++++ Page
Thursday, August 18, 2005


future snapshots

someone asked me recently what i want my life to look like a year from now. wow, great question, i thought. i was a bit surprised to find i didn't have an immediate answer. you'd think with all the thinking i do about following one's dreams i would have had a quick come back - but i didn't. i realized that while i have a whole list of things i want to have in my life, things i am working towards, i haven't put a timeframe on almost any of them.

part of this can certainly be attributed to that fact that i am a big proponent of living the questions and letting the universe unfold as it will, but there is something to be said for creating a picture in your mind of what you want your life to look like say 3 months from now. imagining yourself in a time months from now is a vivid process. like a snapshot of the future, we can picture our lives complete with the new and evolving parts we are hoping to attain.

i've made a commitment to try it. to create a vivid picture in my mind of what i want my life to look like. to consider who will be in it, what i will be doing and how i will feel. to imagine where i will live, what i will be celebrating and what will be on my horizon.

ask yourself, as i'll be asking myself:
-what do you want your life to look like in 6 months?
-what do you want your life look like in a year?
-what do you want your life to look like in 5 years?

as always, i'd love to hear about the images you create.

dream big,

Wednesday, August 17, 2005


thinking big

i've written before about the importance of thinking big about our lives and what we want. we are all meant to be amazing, bigger than we can imagine. our brains are hard wired to think super big - if we give them the space to do so.

but thinking big definitely falls into the easier said than done category.

which is why i was excited to come across curt rosengren's recent post on a great site by a guy named michael port. he calls it the think big revolution. it's always affirming to come across other big thinkers and michael has included some brilliant big thinking ideas in his manifesto:

1. Have A Mad Passionate Love Affair With Yourself
2. Stop Seeking Validation From Others
3. Embrace The Power Of Intention
4. Always Act On Your Intuition
5. Feed Your Body, Mind and Spirit
6. Make Big, Bold Promises
7. Take Action Now
8. Design Environments For Bold Self-Expression
9. Think BIG With Others
10. Choose Your Teachers Wisely

this is a powerful list. just think what an impact doing even three or four of these things consistently would have.
++++++++
++++ Records to use
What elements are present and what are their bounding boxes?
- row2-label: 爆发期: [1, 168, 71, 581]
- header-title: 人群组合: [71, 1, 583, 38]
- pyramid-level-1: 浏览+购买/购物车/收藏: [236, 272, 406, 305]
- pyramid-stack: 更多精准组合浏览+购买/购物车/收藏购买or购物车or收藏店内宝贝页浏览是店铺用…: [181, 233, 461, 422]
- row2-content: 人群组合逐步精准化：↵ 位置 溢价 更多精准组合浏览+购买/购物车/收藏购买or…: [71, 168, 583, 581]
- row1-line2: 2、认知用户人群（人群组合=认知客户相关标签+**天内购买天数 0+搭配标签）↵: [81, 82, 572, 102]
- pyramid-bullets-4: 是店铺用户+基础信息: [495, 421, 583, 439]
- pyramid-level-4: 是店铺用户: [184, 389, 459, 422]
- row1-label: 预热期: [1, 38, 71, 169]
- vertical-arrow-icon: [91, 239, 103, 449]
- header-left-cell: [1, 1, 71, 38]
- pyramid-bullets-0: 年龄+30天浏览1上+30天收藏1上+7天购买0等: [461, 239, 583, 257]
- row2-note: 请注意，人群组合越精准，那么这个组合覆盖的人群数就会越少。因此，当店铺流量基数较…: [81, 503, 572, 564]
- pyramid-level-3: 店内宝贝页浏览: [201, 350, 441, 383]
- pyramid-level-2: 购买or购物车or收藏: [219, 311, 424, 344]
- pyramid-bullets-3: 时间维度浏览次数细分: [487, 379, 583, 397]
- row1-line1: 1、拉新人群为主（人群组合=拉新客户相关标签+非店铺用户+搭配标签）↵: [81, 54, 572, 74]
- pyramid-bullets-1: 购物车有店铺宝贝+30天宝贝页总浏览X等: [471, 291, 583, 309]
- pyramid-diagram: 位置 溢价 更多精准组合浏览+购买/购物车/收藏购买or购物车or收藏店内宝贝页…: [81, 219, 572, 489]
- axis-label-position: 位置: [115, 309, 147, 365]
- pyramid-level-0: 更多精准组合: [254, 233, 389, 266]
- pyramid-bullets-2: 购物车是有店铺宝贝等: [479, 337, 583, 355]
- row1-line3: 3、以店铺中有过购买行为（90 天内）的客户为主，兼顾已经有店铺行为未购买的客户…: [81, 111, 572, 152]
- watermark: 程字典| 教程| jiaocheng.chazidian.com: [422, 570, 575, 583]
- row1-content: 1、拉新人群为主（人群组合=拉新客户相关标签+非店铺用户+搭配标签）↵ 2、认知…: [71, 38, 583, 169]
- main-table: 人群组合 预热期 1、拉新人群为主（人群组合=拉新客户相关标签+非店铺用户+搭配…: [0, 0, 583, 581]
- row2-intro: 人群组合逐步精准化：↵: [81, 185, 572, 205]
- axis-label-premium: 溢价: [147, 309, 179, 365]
++++++++
▶ Required work:
1. In the records, running from the first line up to and including the line with "- row1-line2: 2、认知用户人群（人群组合=认知客户相关标签+**天内购买天数", replace "bounding boxes" with "box coordinates" and give those lines again with nothing else changed.
2. Carry on the blog post about thinking big from its final sentence.

▶ Answers for this exercise:
1.
What elements are present and what are their box coordinates?
- row2-label: 爆发期: [1, 168, 71, 581]
- header-title: 人群组合: [71, 1, 583, 38]
- pyramid-level-1: 浏览+购买/购物车/收藏: [236, 272, 406, 305]
- pyramid-stack: 更多精准组合浏览+购买/购物车/收藏购买or购物车or收藏店内宝贝页浏览是店铺用…: [181, 233, 461, 422]
- row2-content: 人群组合逐步精准化：↵ 位置 溢价 更多精准组合浏览+购买/购物车/收藏购买or…: [71, 168, 583, 581]
- row1-line2: 2、认知用户人群（人群组合=认知客户相关标签+**天内购买天数 0+搭配标签）↵: [81, 82, 572, 102]

2.
what's your next step in think bigger about your life?

dream big,

Monday, August 15, 2005


order up

last night i had the pleasure of attending a send off for a good friend of mine who is heading off to college. her mom organized this amazing evening for her, where a bunch of people in her community got to come together to love her up and cheer her on as she departs.

her mom, a super smart woman, decided that the evening would go better if the focus of the gathering wasn't on how badly all of us are going to miss my friend. i'm sure we've all been to going away parties that are a total downer because they end up having this very focus. instead her mom had us focus on all of us going out and creating the life we want - just as my friend is doing in heading to school. it was brilliant.

she offered a great analogy for us to consider in thinking about doing this creating. she suggested we treat thinking about our goals for our lives like putting in an order at a restaraunt. ask for exactly what you want - and expect that it will be delivered.

as we went around the room talking about what we wanted, she corrected each of us if we used any language like 'i'm hoping for' or even 'i want' - the correct statement is 'i'm having', just like you'd say if someone asked what you'd ordered for lunch.

the universe may not ask aloud 'what can i get you?' but if you let it know what you want, you may just find your order up.

what's on your order for your life? as always i'd love to hear what you are having!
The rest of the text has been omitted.